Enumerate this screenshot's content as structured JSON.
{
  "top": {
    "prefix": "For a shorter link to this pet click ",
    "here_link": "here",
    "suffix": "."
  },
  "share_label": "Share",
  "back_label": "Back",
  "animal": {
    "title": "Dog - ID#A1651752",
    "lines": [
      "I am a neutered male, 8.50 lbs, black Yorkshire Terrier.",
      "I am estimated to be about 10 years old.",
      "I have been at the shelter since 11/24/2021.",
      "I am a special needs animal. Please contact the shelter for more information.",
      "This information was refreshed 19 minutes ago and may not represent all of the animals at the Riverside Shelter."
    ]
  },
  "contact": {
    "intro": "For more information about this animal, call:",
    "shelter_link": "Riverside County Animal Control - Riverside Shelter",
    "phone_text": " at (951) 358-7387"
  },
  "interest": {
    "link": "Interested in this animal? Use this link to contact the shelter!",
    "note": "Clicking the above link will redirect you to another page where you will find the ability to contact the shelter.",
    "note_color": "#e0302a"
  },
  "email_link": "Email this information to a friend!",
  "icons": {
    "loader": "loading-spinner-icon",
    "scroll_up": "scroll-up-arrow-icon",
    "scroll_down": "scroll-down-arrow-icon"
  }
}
────────────────
Recite the full listing above exactly.

— Answer to the task —
Enumerate this screenshot's content as structured JSON.
{
  "top": {
    "prefix": "For a shorter link to this pet click ",
    "here_link": "here",
    "suffix": "."
  },
  "share_label": "Share",
  "back_label": "Back",
  "animal": {
    "title": "Dog - ID#A1651752",
    "lines": [
      "I am a neutered male, 8.50 lbs, black Yorkshire Terrier.",
      "I am estimated to be about 10 years old.",
      "I have been at the shelter since 11/24/2021.",
      "I am a special needs animal. Please contact the shelter for more information.",
      "This information was refreshed 19 minutes ago and may not represent all of the animals at the Riverside Shelter."
    ]
  },
  "contact": {
    "intro": "For more information about this animal, call:",
    "shelter_link": "Riverside County Animal Control - Riverside Shelter",
    "phone_text": " at (951) 358-7387"
  },
  "interest": {
    "link": "Interested in this animal? Use this link to contact the shelter!",
    "note": "Clicking the above link will redirect you to another page where you will find the ability to contact the shelter.",
    "note_color": "#e0302a"
  },
  "email_link": "Email this information to a friend!",
  "icons": {
    "loader": "loading-spinner-icon",
    "scroll_up": "scroll-up-arrow-icon",
    "scroll_down": "scroll-down-arrow-icon"
  }
}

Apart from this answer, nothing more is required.